### Aim of the task
Copy out all the lines in the records that include the word "bouton".

───── Data records ─────

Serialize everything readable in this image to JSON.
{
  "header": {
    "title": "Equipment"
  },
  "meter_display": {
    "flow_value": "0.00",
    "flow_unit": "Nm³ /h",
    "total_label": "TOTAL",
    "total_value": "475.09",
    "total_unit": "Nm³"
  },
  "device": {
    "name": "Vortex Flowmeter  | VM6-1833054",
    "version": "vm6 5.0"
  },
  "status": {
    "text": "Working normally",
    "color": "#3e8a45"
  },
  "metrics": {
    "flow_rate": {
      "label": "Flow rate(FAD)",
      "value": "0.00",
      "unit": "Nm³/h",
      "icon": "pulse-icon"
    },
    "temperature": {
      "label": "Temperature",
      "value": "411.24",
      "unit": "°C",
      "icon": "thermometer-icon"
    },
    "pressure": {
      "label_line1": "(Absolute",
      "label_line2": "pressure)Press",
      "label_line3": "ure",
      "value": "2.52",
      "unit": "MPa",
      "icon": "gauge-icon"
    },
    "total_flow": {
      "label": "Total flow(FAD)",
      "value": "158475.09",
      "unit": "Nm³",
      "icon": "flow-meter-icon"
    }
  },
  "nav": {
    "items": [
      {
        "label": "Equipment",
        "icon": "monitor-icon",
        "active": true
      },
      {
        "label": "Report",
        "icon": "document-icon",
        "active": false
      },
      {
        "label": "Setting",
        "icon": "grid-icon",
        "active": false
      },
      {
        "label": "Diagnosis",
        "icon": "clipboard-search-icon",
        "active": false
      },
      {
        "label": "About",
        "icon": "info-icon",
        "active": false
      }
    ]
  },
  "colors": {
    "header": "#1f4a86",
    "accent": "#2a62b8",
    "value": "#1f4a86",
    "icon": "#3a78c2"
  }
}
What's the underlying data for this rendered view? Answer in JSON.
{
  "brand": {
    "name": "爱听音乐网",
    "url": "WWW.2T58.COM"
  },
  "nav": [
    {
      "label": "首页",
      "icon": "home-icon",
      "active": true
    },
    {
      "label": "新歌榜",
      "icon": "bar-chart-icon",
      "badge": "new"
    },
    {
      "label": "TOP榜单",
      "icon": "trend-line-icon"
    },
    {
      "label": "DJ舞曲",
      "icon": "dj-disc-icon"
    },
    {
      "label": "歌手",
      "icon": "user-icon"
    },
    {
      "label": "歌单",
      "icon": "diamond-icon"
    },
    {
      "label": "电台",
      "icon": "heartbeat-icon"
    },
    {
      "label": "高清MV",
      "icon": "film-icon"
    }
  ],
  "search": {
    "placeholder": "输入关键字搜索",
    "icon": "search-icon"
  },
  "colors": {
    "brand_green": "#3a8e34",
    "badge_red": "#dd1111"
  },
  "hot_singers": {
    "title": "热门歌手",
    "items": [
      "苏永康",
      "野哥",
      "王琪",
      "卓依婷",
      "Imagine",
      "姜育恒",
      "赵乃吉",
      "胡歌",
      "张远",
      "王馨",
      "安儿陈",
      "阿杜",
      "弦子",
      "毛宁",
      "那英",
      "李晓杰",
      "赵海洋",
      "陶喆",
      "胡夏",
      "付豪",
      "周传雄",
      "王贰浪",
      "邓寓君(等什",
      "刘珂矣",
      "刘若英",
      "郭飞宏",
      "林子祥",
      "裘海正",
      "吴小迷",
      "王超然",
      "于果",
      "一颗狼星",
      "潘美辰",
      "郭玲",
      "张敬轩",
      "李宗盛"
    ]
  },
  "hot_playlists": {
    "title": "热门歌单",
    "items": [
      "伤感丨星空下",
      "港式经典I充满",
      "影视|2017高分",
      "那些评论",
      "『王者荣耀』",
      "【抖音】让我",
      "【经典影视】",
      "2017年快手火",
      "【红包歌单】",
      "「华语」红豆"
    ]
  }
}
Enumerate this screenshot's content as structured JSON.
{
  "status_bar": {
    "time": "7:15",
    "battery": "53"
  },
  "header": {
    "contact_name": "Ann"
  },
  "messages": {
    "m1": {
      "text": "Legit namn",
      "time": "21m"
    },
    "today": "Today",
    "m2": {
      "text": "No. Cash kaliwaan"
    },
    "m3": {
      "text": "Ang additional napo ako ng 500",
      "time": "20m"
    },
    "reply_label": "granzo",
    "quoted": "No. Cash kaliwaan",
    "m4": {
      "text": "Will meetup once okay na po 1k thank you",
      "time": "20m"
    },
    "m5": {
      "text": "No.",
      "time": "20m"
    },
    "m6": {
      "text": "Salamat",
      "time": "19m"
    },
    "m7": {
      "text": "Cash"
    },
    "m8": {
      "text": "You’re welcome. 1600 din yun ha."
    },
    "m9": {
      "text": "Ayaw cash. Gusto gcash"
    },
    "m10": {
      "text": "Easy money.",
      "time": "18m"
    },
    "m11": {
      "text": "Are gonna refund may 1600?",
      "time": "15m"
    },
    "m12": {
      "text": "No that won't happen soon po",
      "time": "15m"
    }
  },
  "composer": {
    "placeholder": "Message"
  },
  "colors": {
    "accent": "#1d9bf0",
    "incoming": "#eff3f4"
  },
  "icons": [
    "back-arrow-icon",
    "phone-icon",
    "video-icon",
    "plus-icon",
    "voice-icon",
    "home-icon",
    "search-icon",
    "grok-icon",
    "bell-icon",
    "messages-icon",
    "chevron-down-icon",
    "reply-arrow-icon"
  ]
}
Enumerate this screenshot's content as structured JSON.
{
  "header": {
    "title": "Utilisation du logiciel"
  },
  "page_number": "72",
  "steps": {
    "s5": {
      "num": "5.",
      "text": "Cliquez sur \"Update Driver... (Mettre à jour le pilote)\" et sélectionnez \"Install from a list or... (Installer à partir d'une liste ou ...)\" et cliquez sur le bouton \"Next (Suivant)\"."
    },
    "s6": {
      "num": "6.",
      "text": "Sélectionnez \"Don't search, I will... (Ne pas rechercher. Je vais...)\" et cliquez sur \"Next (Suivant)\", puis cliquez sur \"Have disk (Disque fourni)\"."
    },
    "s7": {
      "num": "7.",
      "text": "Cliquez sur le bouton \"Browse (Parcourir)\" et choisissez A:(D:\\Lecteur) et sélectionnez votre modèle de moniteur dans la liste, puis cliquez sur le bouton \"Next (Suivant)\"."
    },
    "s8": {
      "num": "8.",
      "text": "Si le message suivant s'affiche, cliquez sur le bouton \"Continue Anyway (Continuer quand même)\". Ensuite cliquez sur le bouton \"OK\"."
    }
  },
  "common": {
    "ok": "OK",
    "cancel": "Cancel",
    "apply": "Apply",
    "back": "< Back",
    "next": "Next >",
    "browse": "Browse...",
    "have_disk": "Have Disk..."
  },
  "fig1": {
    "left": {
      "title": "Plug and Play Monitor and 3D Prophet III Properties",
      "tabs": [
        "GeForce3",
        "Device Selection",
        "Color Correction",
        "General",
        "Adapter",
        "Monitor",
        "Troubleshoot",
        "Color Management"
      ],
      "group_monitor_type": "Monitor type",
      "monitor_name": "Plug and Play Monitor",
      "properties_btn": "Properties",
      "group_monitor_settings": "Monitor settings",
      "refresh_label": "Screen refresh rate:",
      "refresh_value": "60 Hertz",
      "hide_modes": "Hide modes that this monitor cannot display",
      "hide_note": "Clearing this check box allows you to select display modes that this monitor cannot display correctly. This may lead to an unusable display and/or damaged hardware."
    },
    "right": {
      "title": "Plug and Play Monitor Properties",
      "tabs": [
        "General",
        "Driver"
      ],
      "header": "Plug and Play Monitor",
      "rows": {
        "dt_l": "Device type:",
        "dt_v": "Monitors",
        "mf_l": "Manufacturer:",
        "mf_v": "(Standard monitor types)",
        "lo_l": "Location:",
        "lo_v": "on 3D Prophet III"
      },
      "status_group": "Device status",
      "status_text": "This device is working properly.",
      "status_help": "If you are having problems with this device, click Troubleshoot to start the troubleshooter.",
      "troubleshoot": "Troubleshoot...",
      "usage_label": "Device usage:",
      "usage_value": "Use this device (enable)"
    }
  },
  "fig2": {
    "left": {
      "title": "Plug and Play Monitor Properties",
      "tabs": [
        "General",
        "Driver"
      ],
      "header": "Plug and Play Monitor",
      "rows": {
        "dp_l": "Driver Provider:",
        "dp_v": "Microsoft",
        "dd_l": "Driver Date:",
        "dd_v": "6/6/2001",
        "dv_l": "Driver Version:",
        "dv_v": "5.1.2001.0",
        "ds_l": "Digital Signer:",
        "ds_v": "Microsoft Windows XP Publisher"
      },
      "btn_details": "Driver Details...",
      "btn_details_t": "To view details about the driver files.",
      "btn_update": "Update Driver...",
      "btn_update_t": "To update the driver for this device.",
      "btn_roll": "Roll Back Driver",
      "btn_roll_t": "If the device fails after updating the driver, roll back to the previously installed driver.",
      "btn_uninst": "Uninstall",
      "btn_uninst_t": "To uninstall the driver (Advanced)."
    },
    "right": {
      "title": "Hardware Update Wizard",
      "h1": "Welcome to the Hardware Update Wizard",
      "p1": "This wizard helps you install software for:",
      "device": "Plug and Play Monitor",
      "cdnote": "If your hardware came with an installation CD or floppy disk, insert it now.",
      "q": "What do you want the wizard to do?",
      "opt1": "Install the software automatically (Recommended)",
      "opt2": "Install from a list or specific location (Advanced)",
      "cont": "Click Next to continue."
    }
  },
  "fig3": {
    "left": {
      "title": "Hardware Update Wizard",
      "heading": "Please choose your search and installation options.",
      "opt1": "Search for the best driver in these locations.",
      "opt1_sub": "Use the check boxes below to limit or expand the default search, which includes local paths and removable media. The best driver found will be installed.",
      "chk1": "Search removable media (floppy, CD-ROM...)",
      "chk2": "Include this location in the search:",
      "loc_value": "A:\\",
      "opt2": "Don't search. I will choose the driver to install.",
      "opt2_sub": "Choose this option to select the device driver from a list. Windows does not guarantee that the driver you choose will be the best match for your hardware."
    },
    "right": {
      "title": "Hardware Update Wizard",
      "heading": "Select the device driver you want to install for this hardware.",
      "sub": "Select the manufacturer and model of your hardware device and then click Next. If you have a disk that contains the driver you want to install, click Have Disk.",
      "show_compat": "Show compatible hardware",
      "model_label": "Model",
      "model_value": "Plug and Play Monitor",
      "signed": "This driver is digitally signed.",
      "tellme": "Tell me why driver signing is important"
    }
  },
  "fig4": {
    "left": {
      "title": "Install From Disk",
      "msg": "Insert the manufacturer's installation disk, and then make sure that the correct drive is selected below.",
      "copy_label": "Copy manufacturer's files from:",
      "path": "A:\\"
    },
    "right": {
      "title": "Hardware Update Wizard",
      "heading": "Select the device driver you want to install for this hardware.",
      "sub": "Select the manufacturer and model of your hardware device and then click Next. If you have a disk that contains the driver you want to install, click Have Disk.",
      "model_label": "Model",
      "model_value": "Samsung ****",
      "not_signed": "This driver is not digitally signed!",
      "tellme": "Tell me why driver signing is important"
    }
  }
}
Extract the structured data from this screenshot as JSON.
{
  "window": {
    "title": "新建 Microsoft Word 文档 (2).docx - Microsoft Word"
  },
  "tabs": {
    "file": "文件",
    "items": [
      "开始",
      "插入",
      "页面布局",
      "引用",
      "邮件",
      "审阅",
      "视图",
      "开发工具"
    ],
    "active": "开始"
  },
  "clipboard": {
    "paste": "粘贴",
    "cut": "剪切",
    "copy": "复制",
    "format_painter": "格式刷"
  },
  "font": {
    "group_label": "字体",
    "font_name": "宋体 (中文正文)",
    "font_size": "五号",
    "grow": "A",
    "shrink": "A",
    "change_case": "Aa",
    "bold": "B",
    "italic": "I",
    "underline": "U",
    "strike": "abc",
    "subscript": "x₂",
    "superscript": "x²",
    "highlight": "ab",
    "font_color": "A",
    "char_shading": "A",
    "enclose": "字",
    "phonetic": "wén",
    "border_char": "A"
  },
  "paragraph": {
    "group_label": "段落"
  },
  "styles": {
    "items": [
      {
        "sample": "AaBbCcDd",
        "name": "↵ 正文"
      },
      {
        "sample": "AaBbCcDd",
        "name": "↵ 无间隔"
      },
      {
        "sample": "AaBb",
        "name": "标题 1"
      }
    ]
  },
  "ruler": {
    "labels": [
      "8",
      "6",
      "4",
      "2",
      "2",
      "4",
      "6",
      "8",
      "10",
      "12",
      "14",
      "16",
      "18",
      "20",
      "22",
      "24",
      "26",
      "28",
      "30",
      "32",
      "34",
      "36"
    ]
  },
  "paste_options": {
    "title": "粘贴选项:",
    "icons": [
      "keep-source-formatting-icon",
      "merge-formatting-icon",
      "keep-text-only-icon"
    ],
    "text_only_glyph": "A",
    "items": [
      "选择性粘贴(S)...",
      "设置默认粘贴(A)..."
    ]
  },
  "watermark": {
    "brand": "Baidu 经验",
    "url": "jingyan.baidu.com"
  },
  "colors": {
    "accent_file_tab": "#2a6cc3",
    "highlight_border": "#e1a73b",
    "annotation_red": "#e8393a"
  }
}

─────

### Answer
      "text": "Cliquez sur \"Update Driver... (Mettre à jour le pilote)\" et sélectionnez \"Install from a list or... (Installer à partir d'une liste ou ...)\" et cliquez sur le bouton \"Next (Suivant)\"."
      "text": "Cliquez sur le bouton \"Browse (Parcourir)\" et choisissez A:(D:\\Lecteur) et sélectionnez votre modèle de moniteur dans la liste, puis cliquez sur le bouton \"Next (Suivant)\"."
      "text": "Si le message suivant s'affiche, cliquez sur le bouton \"Continue Anyway (Continuer quand même)\". Ensuite cliquez sur le bouton \"OK\"."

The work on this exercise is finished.